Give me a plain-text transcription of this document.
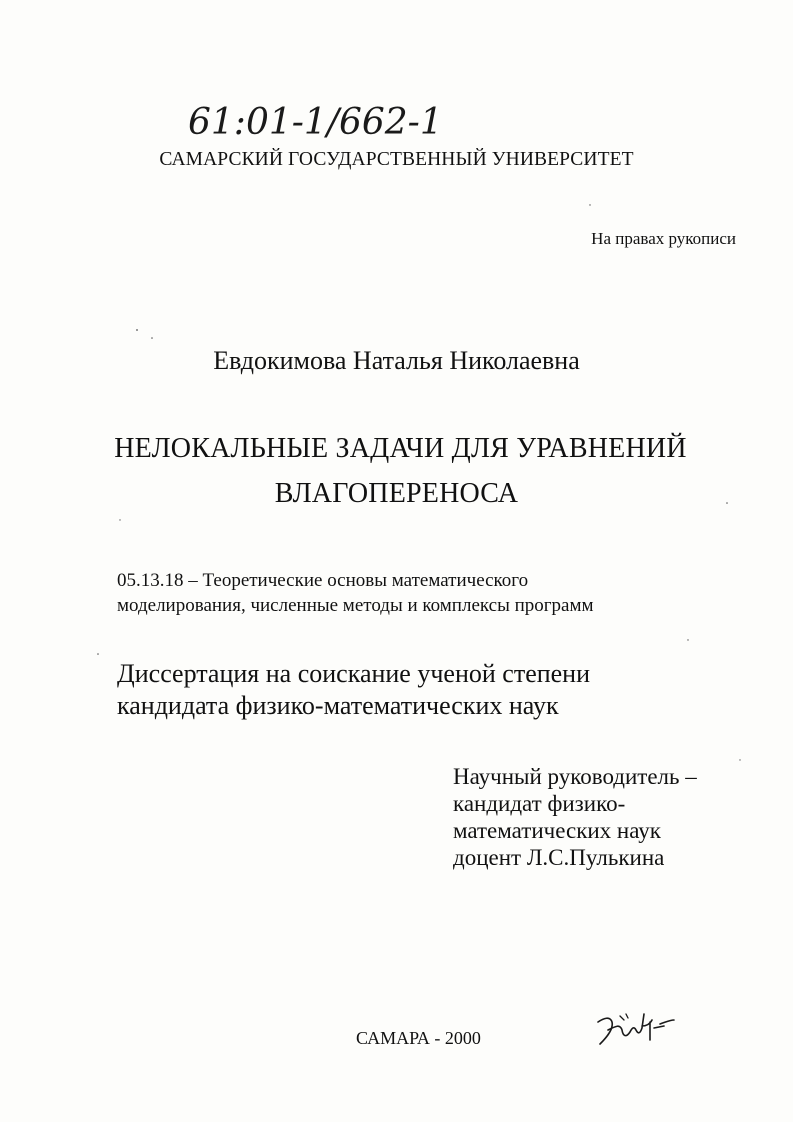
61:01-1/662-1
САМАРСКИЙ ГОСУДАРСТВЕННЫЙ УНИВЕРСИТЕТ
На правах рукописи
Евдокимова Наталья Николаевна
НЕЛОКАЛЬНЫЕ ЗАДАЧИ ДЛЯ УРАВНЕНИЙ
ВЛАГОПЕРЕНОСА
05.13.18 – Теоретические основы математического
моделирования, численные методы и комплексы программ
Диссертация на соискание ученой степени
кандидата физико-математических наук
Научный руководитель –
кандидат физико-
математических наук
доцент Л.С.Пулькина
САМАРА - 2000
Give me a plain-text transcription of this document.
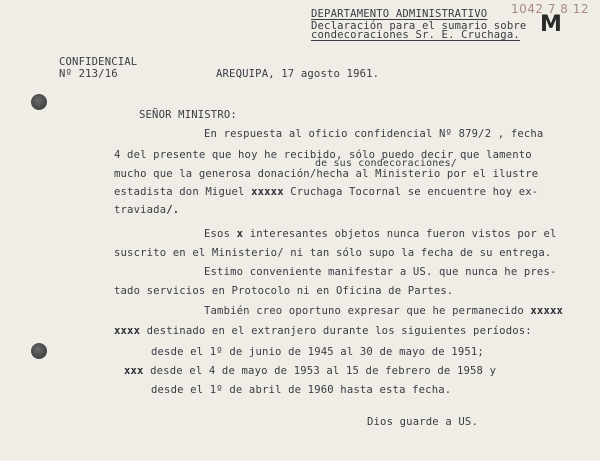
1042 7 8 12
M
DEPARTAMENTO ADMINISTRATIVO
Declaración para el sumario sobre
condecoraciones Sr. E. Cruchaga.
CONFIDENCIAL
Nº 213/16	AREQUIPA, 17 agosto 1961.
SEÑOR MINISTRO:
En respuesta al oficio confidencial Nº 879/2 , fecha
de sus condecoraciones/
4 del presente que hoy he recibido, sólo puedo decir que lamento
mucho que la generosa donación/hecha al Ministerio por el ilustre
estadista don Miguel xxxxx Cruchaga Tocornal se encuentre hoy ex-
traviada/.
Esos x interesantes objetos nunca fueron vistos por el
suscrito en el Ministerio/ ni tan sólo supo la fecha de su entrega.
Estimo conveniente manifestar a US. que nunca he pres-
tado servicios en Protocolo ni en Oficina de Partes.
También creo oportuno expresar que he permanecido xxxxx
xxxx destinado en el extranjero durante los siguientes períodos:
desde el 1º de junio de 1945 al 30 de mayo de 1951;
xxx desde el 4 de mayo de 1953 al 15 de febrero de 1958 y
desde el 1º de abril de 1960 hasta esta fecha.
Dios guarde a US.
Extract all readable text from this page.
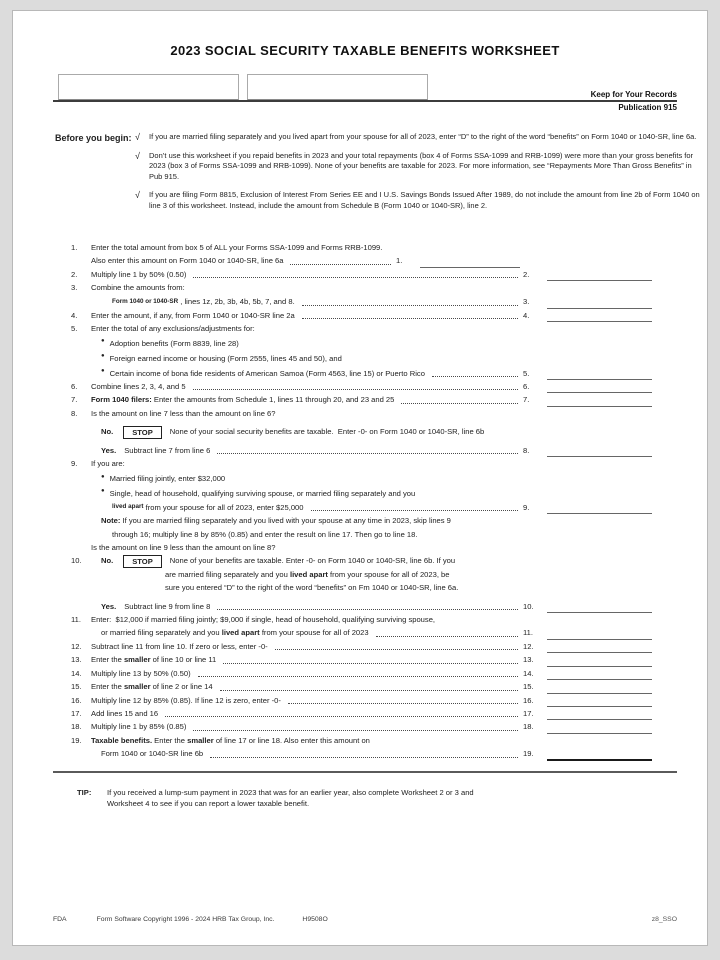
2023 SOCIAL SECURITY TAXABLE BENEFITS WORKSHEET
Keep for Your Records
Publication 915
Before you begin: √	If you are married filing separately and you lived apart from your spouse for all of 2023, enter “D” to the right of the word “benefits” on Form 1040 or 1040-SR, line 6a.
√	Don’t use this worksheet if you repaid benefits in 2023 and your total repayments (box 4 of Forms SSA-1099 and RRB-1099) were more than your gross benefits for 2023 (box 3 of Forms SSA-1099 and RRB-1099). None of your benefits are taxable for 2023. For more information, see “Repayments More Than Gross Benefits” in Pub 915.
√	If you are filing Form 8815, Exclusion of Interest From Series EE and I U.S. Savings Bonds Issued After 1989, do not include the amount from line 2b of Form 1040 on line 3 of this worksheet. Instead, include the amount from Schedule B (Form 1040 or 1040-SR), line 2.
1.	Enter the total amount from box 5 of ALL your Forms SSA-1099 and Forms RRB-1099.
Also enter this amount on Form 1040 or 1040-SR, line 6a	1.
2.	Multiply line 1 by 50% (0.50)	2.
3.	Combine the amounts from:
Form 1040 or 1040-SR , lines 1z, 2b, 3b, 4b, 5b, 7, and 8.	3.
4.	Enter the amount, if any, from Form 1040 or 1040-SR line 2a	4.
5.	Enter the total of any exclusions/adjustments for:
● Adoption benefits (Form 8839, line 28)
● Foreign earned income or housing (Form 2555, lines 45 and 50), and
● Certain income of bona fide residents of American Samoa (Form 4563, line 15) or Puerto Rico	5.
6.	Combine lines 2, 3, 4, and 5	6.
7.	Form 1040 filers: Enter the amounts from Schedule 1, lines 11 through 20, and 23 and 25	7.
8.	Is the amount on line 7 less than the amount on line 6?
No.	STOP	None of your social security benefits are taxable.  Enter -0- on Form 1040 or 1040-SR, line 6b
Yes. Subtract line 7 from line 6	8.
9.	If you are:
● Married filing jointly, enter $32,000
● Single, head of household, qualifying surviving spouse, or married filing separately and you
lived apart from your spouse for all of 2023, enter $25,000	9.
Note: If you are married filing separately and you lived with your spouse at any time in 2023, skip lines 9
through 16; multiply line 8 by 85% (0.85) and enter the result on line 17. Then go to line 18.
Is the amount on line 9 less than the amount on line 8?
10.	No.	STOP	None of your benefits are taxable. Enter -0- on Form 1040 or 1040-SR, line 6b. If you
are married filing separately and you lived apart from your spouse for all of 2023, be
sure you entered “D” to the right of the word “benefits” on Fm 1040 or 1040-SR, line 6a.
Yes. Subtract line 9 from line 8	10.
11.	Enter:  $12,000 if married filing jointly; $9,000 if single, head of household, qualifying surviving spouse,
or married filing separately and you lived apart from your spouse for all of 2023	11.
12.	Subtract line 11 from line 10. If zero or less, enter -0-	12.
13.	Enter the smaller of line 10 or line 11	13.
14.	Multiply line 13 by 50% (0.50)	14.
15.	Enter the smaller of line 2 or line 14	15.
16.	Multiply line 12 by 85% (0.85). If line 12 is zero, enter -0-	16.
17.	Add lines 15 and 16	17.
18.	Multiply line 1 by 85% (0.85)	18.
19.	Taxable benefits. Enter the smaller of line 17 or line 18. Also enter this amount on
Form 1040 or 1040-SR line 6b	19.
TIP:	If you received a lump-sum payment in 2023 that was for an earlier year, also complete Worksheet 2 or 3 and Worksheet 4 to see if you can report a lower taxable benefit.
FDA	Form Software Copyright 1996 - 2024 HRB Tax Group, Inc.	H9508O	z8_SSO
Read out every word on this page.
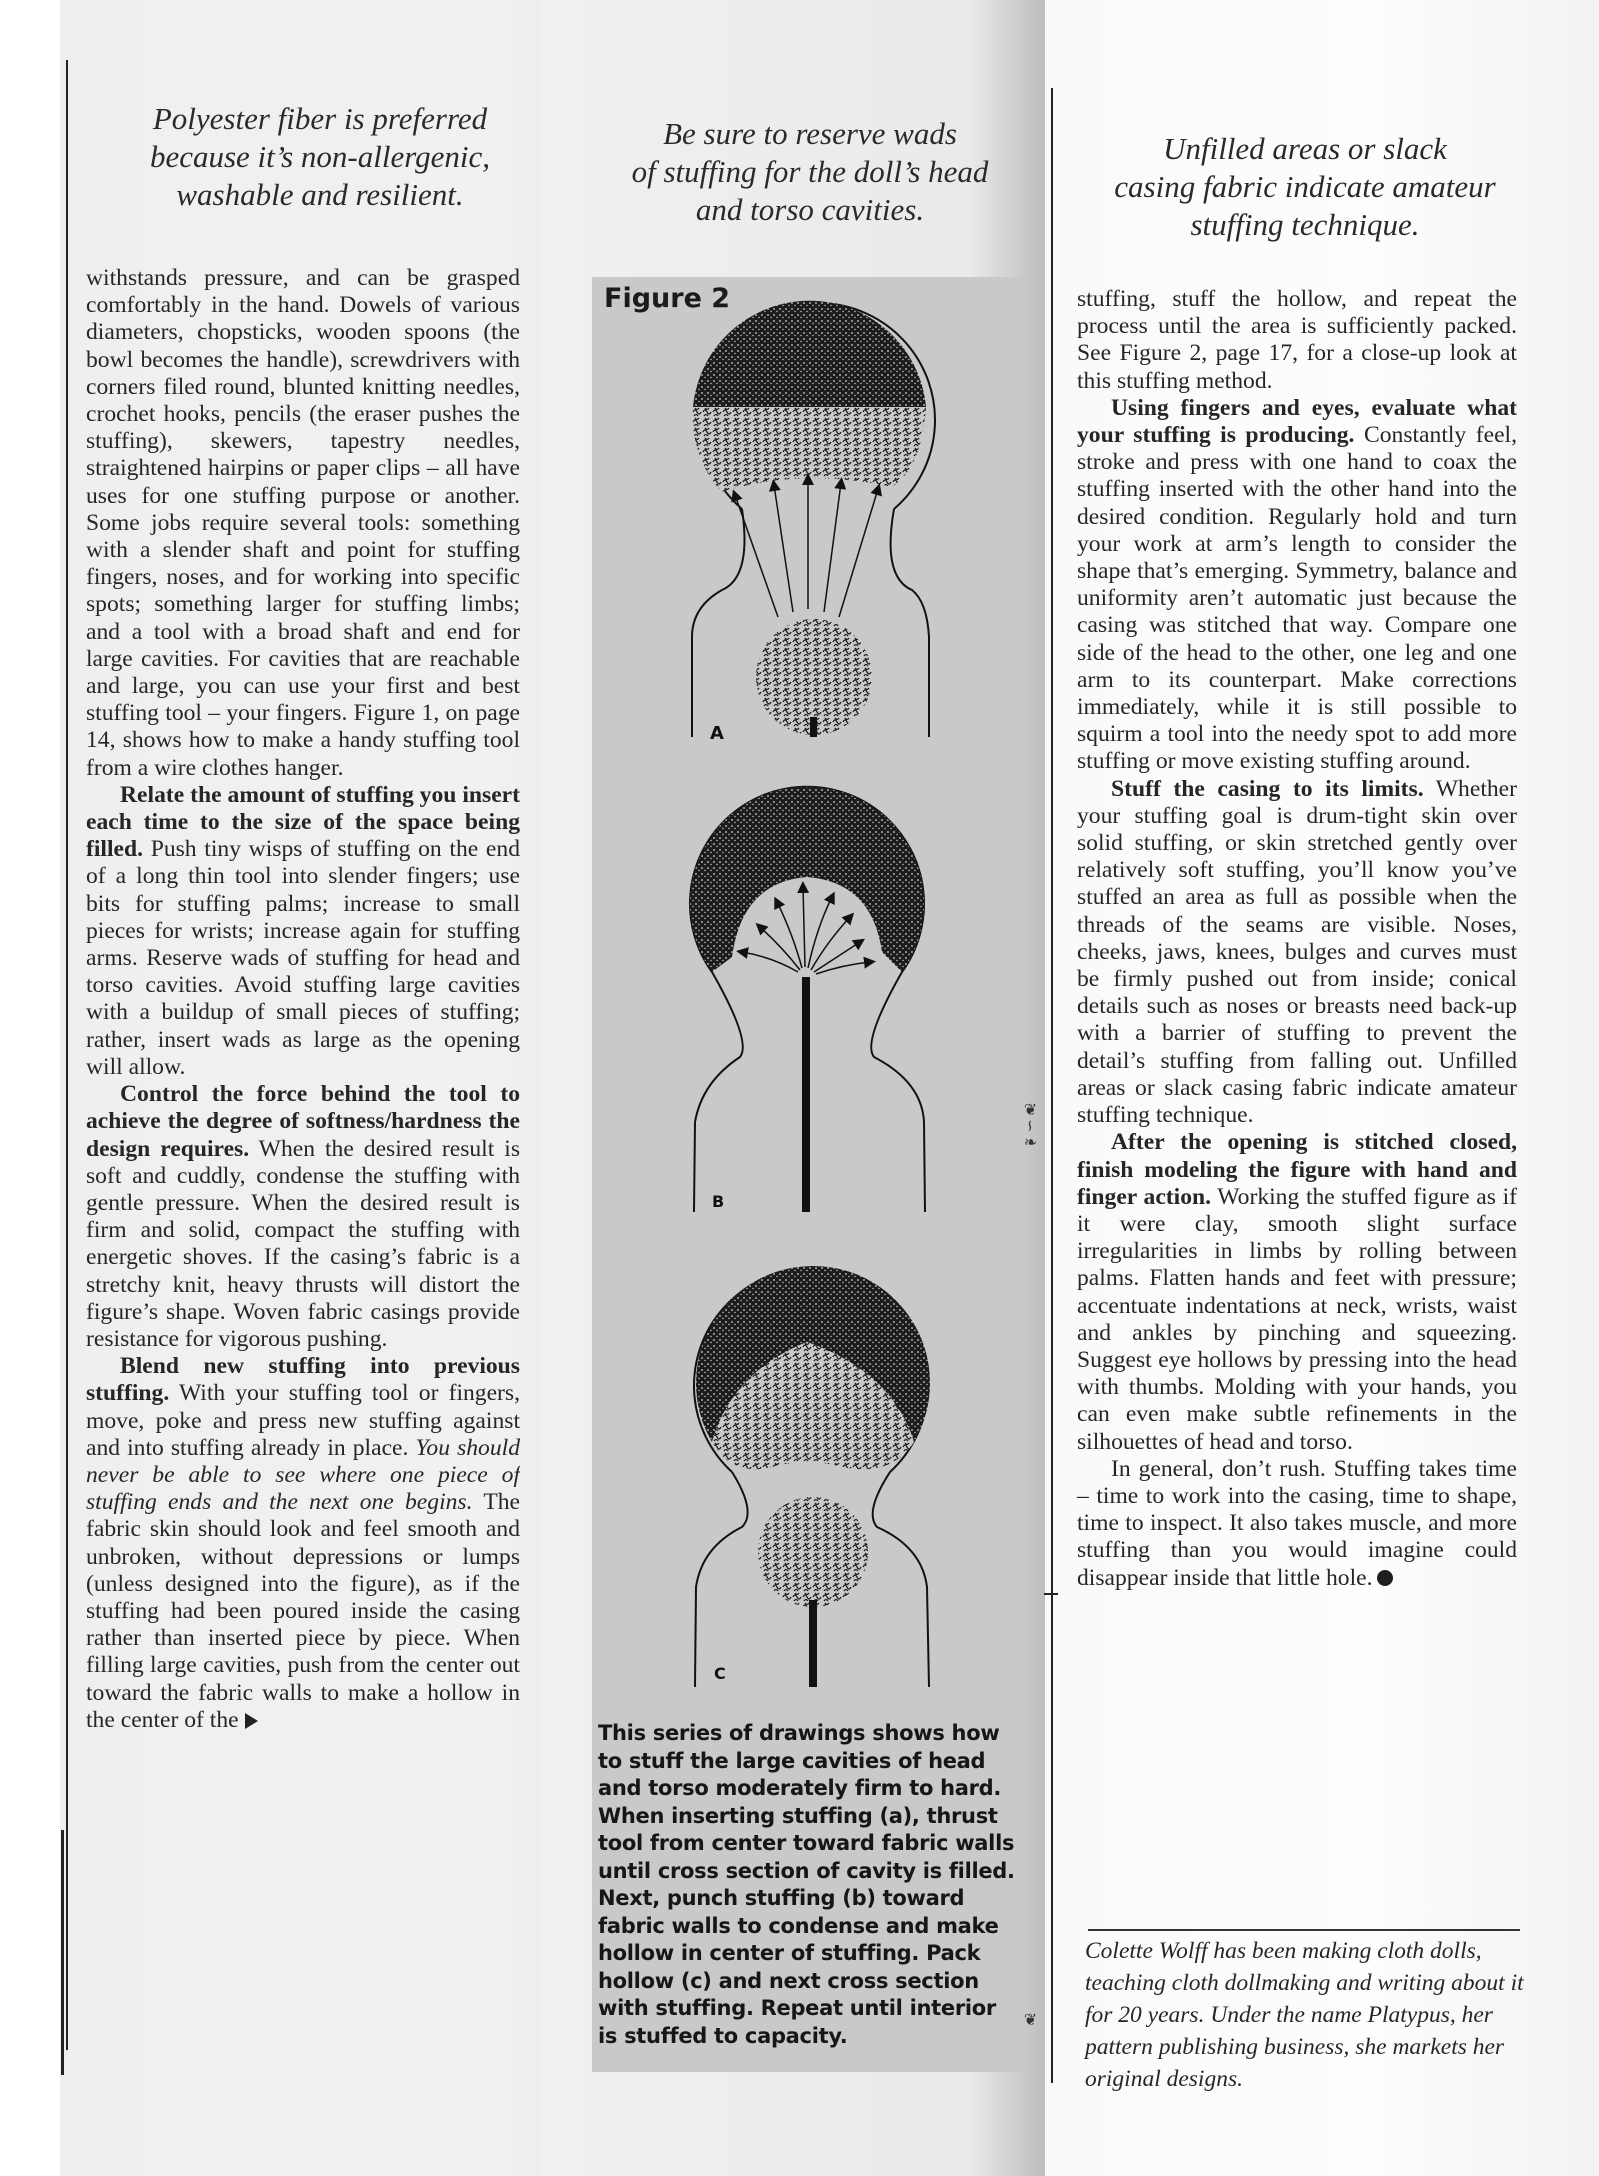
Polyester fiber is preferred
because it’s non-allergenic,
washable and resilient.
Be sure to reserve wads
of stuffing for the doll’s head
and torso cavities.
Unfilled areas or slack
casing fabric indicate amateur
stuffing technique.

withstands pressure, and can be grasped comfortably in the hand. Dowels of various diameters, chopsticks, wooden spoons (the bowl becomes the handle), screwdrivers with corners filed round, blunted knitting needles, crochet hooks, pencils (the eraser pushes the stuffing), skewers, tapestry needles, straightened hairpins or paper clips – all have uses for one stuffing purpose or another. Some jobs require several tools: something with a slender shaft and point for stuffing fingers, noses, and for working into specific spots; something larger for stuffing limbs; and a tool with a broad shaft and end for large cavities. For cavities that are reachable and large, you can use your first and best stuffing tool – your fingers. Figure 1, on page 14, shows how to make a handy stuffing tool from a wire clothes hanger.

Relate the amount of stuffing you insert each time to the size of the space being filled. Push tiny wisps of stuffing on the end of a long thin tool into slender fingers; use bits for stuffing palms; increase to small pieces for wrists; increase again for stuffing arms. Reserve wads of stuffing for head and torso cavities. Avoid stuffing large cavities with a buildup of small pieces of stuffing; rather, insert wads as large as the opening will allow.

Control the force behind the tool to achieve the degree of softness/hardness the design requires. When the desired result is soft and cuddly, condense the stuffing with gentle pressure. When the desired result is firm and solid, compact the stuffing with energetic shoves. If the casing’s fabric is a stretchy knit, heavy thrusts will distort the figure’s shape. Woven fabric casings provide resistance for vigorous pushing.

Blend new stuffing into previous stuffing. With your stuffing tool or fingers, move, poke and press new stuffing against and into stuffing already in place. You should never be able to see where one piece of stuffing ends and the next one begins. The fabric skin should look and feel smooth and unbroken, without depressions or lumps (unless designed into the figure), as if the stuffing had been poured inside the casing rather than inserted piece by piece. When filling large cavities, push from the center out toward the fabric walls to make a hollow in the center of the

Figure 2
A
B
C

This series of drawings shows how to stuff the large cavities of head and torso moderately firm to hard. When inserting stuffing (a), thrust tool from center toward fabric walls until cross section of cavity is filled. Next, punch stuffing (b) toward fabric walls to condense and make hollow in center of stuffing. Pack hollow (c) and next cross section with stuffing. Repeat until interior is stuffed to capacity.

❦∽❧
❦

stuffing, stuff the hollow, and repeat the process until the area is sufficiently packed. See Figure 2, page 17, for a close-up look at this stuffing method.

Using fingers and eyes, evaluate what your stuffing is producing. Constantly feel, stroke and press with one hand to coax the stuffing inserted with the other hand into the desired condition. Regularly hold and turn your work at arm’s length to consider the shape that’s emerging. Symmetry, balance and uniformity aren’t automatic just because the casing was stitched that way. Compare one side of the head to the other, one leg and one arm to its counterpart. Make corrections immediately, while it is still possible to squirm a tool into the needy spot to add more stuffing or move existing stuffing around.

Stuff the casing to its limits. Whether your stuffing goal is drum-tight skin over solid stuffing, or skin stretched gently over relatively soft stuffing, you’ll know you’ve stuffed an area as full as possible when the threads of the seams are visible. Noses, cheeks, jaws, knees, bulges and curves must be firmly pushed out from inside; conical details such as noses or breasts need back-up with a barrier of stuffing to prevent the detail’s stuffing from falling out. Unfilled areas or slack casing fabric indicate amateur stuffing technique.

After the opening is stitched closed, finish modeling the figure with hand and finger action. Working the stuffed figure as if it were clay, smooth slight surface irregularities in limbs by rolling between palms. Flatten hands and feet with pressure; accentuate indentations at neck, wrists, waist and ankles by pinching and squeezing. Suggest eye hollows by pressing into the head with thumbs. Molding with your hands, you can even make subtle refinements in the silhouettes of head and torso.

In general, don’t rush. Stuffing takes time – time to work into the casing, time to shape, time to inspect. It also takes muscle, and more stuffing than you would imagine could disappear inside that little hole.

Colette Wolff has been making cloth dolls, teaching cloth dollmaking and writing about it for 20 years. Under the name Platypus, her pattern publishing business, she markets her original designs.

--------------------------------------------------

To be done: Using the listing above, pick out each line that contains the word "наук", then copy it.

Output for this exercise:
кандидата физико-математических наук
математических наук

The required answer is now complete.